(Figure record listings)
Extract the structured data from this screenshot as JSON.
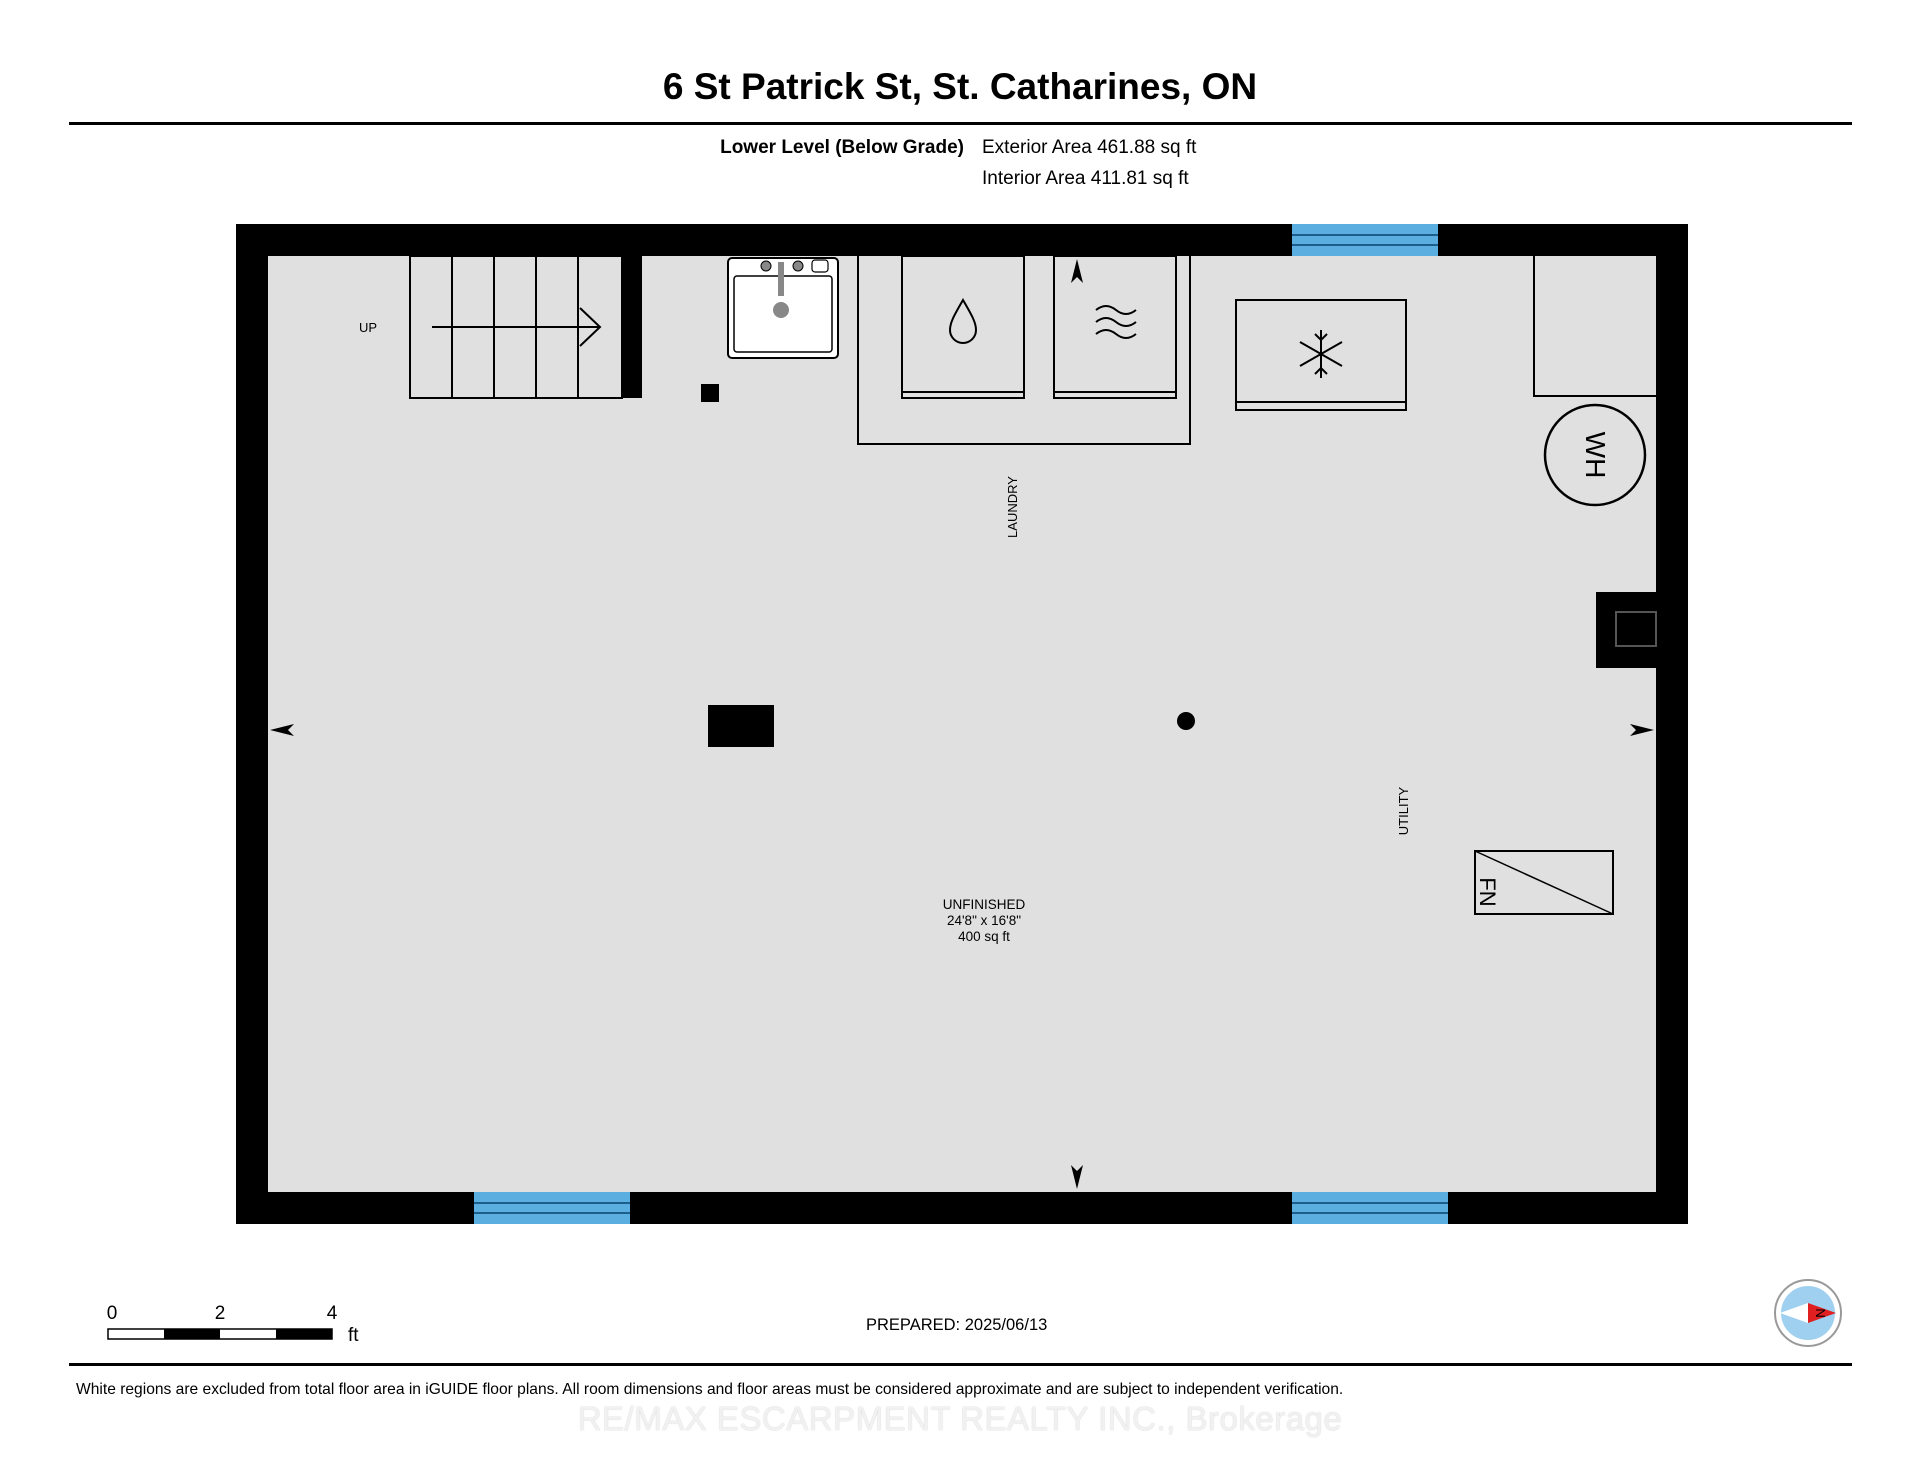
{
  "header": {
    "title": "6 St Patrick St, St. Catharines, ON",
    "level_name": "Lower Level (Below Grade)",
    "exterior_area": "Exterior Area 461.88 sq ft",
    "interior_area": "Interior Area 411.81 sq ft"
  },
  "plan": {
    "stair_label": "UP",
    "laundry_label": "LAUNDRY",
    "utility_label": "UTILITY",
    "room_name": "UNFINISHED",
    "room_dimensions": "24'8\" x 16'8\"",
    "room_area": "400 sq ft",
    "water_heater_label": "WH",
    "furnace_label": "FN",
    "window_color": "#5aaee0",
    "wall_color": "#000000",
    "floor_color": "#e0e0e0",
    "icons": [
      "sink-icon",
      "water-drop-icon",
      "heat-waves-icon",
      "snowflake-icon"
    ]
  },
  "scale_bar": {
    "ticks": [
      "0",
      "2",
      "4"
    ],
    "unit": "ft"
  },
  "compass": {
    "label": "N",
    "arrow_color": "#e02020",
    "disc_color": "#9fd0f0"
  },
  "footer": {
    "prepared": "PREPARED: 2025/06/13",
    "disclaimer": "White regions are excluded from total floor area in iGUIDE floor plans. All room dimensions and floor areas must be considered approximate and are subject to independent verification.",
    "watermark": "RE/MAX ESCARPMENT REALTY INC., Brokerage"
  }
}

→ Stated exercise
Write out the listing word for word, omitting the pictures it holds.

→ Response to the exercise
Extract the structured data from this screenshot as JSON.
{
  "header": {
    "title": "6 St Patrick St, St. Catharines, ON",
    "level_name": "Lower Level (Below Grade)",
    "exterior_area": "Exterior Area 461.88 sq ft",
    "interior_area": "Interior Area 411.81 sq ft"
  },
  "plan": {
    "stair_label": "UP",
    "laundry_label": "LAUNDRY",
    "utility_label": "UTILITY",
    "room_name": "UNFINISHED",
    "room_dimensions": "24'8\" x 16'8\"",
    "room_area": "400 sq ft",
    "water_heater_label": "WH",
    "furnace_label": "FN",
    "window_color": "#5aaee0",
    "wall_color": "#000000",
    "floor_color": "#e0e0e0",
    "icons": [
      "sink-icon",
      "water-drop-icon",
      "heat-waves-icon",
      "snowflake-icon"
    ]
  },
  "scale_bar": {
    "ticks": [
      "0",
      "2",
      "4"
    ],
    "unit": "ft"
  },
  "compass": {
    "label": "N",
    "arrow_color": "#e02020",
    "disc_color": "#9fd0f0"
  },
  "footer": {
    "prepared": "PREPARED: 2025/06/13",
    "disclaimer": "White regions are excluded from total floor area in iGUIDE floor plans. All room dimensions and floor areas must be considered approximate and are subject to independent verification.",
    "watermark": "RE/MAX ESCARPMENT REALTY INC., Brokerage"
  }
}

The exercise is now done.